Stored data
--

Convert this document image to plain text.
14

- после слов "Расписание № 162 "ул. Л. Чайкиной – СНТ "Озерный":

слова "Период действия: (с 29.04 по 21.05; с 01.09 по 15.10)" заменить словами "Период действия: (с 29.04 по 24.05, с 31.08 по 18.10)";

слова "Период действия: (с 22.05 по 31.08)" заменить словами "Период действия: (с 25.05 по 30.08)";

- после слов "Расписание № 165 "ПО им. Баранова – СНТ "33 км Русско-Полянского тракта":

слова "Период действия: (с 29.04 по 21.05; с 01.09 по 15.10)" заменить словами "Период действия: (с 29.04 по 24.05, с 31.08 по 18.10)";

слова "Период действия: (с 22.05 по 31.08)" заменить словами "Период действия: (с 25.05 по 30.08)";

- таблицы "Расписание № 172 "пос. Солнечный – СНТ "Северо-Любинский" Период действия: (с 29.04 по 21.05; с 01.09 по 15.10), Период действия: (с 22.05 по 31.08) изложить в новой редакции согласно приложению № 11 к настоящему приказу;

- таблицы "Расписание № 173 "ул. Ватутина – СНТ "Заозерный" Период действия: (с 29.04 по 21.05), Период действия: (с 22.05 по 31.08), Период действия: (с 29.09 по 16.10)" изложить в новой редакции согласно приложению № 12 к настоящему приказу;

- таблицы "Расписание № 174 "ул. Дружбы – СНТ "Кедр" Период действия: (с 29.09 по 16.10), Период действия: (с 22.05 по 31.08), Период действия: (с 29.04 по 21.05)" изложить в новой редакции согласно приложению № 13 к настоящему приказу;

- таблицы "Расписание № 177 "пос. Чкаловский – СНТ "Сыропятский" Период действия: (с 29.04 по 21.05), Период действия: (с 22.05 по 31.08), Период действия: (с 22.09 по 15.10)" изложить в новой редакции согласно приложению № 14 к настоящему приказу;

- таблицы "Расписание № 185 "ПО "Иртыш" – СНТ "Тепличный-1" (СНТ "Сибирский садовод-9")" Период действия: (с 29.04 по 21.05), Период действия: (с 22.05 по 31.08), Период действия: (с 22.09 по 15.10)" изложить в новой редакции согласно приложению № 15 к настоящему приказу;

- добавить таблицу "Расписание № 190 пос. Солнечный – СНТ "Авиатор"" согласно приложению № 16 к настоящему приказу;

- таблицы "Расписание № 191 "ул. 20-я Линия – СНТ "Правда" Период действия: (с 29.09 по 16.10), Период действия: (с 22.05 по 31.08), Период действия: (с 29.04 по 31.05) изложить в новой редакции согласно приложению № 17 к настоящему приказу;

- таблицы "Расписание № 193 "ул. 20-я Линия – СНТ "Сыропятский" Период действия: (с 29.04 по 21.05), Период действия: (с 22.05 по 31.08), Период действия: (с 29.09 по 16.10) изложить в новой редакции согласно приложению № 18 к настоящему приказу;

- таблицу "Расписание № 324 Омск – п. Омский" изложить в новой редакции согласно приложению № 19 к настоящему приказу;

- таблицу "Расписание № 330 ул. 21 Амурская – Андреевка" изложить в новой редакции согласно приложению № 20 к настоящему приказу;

--

:: Job ::
Your task is to extract all of the records exactly.

:: Solution to this task ::
Convert this document image to plain text.
14

- после слов "Расписание № 162 "ул. Л. Чайкиной – СНТ "Озерный":

слова "Период действия: (с 29.04 по 21.05; с 01.09 по 15.10)" заменить словами "Период действия: (с 29.04 по 24.05, с 31.08 по 18.10)";

слова "Период действия: (с 22.05 по 31.08)" заменить словами "Период действия: (с 25.05 по 30.08)";

- после слов "Расписание № 165 "ПО им. Баранова – СНТ "33 км Русско-Полянского тракта":

слова "Период действия: (с 29.04 по 21.05; с 01.09 по 15.10)" заменить словами "Период действия: (с 29.04 по 24.05, с 31.08 по 18.10)";

слова "Период действия: (с 22.05 по 31.08)" заменить словами "Период действия: (с 25.05 по 30.08)";

- таблицы "Расписание № 172 "пос. Солнечный – СНТ "Северо-Любинский" Период действия: (с 29.04 по 21.05; с 01.09 по 15.10), Период действия: (с 22.05 по 31.08) изложить в новой редакции согласно приложению № 11 к настоящему приказу;

- таблицы "Расписание № 173 "ул. Ватутина – СНТ "Заозерный" Период действия: (с 29.04 по 21.05), Период действия: (с 22.05 по 31.08), Период действия: (с 29.09 по 16.10)" изложить в новой редакции согласно приложению № 12 к настоящему приказу;

- таблицы "Расписание № 174 "ул. Дружбы – СНТ "Кедр" Период действия: (с 29.09 по 16.10), Период действия: (с 22.05 по 31.08), Период действия: (с 29.04 по 21.05)" изложить в новой редакции согласно приложению № 13 к настоящему приказу;

- таблицы "Расписание № 177 "пос. Чкаловский – СНТ "Сыропятский" Период действия: (с 29.04 по 21.05), Период действия: (с 22.05 по 31.08), Период действия: (с 22.09 по 15.10)" изложить в новой редакции согласно приложению № 14 к настоящему приказу;

- таблицы "Расписание № 185 "ПО "Иртыш" – СНТ "Тепличный-1" (СНТ "Сибирский садовод-9")" Период действия: (с 29.04 по 21.05), Период действия: (с 22.05 по 31.08), Период действия: (с 22.09 по 15.10)" изложить в новой редакции согласно приложению № 15 к настоящему приказу;

- добавить таблицу "Расписание № 190 пос. Солнечный – СНТ "Авиатор"" согласно приложению № 16 к настоящему приказу;

- таблицы "Расписание № 191 "ул. 20-я Линия – СНТ "Правда" Период действия: (с 29.09 по 16.10), Период действия: (с 22.05 по 31.08), Период действия: (с 29.04 по 31.05) изложить в новой редакции согласно приложению № 17 к настоящему приказу;

- таблицы "Расписание № 193 "ул. 20-я Линия – СНТ "Сыропятский" Период действия: (с 29.04 по 21.05), Период действия: (с 22.05 по 31.08), Период действия: (с 29.09 по 16.10) изложить в новой редакции согласно приложению № 18 к настоящему приказу;

- таблицу "Расписание № 324 Омск – п. Омский" изложить в новой редакции согласно приложению № 19 к настоящему приказу;

- таблицу "Расписание № 330 ул. 21 Амурская – Андреевка" изложить в новой редакции согласно приложению № 20 к настоящему приказу;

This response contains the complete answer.